[Data extract Boundary: Start]
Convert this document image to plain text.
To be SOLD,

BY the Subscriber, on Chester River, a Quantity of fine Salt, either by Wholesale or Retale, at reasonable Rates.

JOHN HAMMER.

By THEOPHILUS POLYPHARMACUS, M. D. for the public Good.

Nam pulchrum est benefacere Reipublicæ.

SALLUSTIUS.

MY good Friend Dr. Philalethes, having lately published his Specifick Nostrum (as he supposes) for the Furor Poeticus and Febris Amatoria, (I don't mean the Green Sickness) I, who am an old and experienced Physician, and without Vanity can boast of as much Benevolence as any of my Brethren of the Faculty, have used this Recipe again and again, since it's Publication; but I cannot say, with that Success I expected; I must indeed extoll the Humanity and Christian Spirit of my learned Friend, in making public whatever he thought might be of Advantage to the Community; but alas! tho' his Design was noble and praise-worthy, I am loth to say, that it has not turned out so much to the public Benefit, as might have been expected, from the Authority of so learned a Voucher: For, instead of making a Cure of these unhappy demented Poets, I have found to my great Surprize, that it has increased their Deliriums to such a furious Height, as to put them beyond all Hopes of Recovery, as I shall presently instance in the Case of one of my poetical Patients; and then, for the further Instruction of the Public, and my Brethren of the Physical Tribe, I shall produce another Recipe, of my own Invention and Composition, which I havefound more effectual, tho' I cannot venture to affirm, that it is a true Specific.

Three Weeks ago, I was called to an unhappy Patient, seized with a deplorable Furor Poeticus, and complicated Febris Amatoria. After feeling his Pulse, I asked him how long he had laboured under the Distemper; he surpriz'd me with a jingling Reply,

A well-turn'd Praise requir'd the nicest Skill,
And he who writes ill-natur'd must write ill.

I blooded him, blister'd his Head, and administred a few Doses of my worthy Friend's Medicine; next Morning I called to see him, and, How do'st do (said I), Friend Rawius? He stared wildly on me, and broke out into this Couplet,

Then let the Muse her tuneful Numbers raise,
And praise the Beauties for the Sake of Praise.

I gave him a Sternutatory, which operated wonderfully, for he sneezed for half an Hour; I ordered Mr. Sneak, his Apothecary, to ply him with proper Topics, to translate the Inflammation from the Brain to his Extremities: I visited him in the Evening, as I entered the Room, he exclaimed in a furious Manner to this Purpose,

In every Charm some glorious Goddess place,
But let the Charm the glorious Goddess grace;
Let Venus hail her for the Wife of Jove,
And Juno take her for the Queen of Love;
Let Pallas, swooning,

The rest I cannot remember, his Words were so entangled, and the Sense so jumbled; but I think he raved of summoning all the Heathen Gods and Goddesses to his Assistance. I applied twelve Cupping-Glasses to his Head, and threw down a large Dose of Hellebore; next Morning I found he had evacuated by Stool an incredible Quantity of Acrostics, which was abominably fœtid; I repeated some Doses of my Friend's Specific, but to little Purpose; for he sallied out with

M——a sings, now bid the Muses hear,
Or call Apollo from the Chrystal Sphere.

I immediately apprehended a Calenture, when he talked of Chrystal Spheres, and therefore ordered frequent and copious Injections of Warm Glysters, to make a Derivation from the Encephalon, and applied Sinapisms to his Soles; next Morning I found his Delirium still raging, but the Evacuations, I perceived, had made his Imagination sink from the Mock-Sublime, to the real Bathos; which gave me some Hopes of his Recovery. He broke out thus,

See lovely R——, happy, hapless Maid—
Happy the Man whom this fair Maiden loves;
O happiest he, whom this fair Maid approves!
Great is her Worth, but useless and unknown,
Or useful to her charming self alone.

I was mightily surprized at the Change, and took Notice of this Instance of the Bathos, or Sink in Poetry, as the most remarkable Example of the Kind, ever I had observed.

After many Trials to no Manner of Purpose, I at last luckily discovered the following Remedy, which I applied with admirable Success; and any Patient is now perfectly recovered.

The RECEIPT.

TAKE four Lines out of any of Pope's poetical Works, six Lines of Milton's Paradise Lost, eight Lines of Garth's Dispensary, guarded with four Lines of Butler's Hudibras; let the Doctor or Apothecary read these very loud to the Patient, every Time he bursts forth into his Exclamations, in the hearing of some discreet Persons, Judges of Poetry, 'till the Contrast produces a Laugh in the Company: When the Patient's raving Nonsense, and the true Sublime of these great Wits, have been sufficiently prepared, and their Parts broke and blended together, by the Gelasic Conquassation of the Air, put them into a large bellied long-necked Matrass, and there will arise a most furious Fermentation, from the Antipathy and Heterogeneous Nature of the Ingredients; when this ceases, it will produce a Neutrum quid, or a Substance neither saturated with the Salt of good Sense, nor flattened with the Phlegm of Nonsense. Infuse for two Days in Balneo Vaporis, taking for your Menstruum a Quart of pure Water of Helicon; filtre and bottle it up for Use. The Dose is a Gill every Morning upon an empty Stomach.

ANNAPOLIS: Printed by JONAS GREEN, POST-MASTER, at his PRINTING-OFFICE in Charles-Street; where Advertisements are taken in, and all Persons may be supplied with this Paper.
[Data extract Boundary: End]
■ Goal of the exercise:
Without any alteration, repeat each entry shown above.

■ The completed task:
Convert this document image to plain text.
To be SOLD,

BY the Subscriber, on Chester River, a Quantity of fine Salt, either by Wholesale or Retale, at reasonable Rates.

JOHN HAMMER.

By THEOPHILUS POLYPHARMACUS, M. D. for the public Good.

Nam pulchrum est benefacere Reipublicæ.

SALLUSTIUS.

MY good Friend Dr. Philalethes, having lately published his Specifick Nostrum (as he supposes) for the Furor Poeticus and Febris Amatoria, (I don't mean the Green Sickness) I, who am an old and experienced Physician, and without Vanity can boast of as much Benevolence as any of my Brethren of the Faculty, have used this Recipe again and again, since it's Publication; but I cannot say, with that Success I expected; I must indeed extoll the Humanity and Christian Spirit of my learned Friend, in making public whatever he thought might be of Advantage to the Community; but alas! tho' his Design was noble and praise-worthy, I am loth to say, that it has not turned out so much to the public Benefit, as might have been expected, from the Authority of so learned a Voucher: For, instead of making a Cure of these unhappy demented Poets, I have found to my great Surprize, that it has increased their Deliriums to such a furious Height, as to put them beyond all Hopes of Recovery, as I shall presently instance in the Case of one of my poetical Patients; and then, for the further Instruction of the Public, and my Brethren of the Physical Tribe, I shall produce another Recipe, of my own Invention and Composition, which I havefound more effectual, tho' I cannot venture to affirm, that it is a true Specific.

Three Weeks ago, I was called to an unhappy Patient, seized with a deplorable Furor Poeticus, and complicated Febris Amatoria. After feeling his Pulse, I asked him how long he had laboured under the Distemper; he surpriz'd me with a jingling Reply,

A well-turn'd Praise requir'd the nicest Skill,
And he who writes ill-natur'd must write ill.

I blooded him, blister'd his Head, and administred a few Doses of my worthy Friend's Medicine; next Morning I called to see him, and, How do'st do (said I), Friend Rawius? He stared wildly on me, and broke out into this Couplet,

Then let the Muse her tuneful Numbers raise,
And praise the Beauties for the Sake of Praise.

I gave him a Sternutatory, which operated wonderfully, for he sneezed for half an Hour; I ordered Mr. Sneak, his Apothecary, to ply him with proper Topics, to translate the Inflammation from the Brain to his Extremities: I visited him in the Evening, as I entered the Room, he exclaimed in a furious Manner to this Purpose,

In every Charm some glorious Goddess place,
But let the Charm the glorious Goddess grace;
Let Venus hail her for the Wife of Jove,
And Juno take her for the Queen of Love;
Let Pallas, swooning,

The rest I cannot remember, his Words were so entangled, and the Sense so jumbled; but I think he raved of summoning all the Heathen Gods and Goddesses to his Assistance. I applied twelve Cupping-Glasses to his Head, and threw down a large Dose of Hellebore; next Morning I found he had evacuated by Stool an incredible Quantity of Acrostics, which was abominably fœtid; I repeated some Doses of my Friend's Specific, but to little Purpose; for he sallied out with

M——a sings, now bid the Muses hear,
Or call Apollo from the Chrystal Sphere.

I immediately apprehended a Calenture, when he talked of Chrystal Spheres, and therefore ordered frequent and copious Injections of Warm Glysters, to make a Derivation from the Encephalon, and applied Sinapisms to his Soles; next Morning I found his Delirium still raging, but the Evacuations, I perceived, had made his Imagination sink from the Mock-Sublime, to the real Bathos; which gave me some Hopes of his Recovery. He broke out thus,

See lovely R——, happy, hapless Maid—
Happy the Man whom this fair Maiden loves;
O happiest he, whom this fair Maid approves!
Great is her Worth, but useless and unknown,
Or useful to her charming self alone.

I was mightily surprized at the Change, and took Notice of this Instance of the Bathos, or Sink in Poetry, as the most remarkable Example of the Kind, ever I had observed.

After many Trials to no Manner of Purpose, I at last luckily discovered the following Remedy, which I applied with admirable Success; and any Patient is now perfectly recovered.

The RECEIPT.

TAKE four Lines out of any of Pope's poetical Works, six Lines of Milton's Paradise Lost, eight Lines of Garth's Dispensary, guarded with four Lines of Butler's Hudibras; let the Doctor or Apothecary read these very loud to the Patient, every Time he bursts forth into his Exclamations, in the hearing of some discreet Persons, Judges of Poetry, 'till the Contrast produces a Laugh in the Company: When the Patient's raving Nonsense, and the true Sublime of these great Wits, have been sufficiently prepared, and their Parts broke and blended together, by the Gelasic Conquassation of the Air, put them into a large bellied long-necked Matrass, and there will arise a most furious Fermentation, from the Antipathy and Heterogeneous Nature of the Ingredients; when this ceases, it will produce a Neutrum quid, or a Substance neither saturated with the Salt of good Sense, nor flattened with the Phlegm of Nonsense. Infuse for two Days in Balneo Vaporis, taking for your Menstruum a Quart of pure Water of Helicon; filtre and bottle it up for Use. The Dose is a Gill every Morning upon an empty Stomach.

ANNAPOLIS: Printed by JONAS GREEN, POST-MASTER, at his PRINTING-OFFICE in Charles-Street; where Advertisements are taken in, and all Persons may be supplied with this Paper.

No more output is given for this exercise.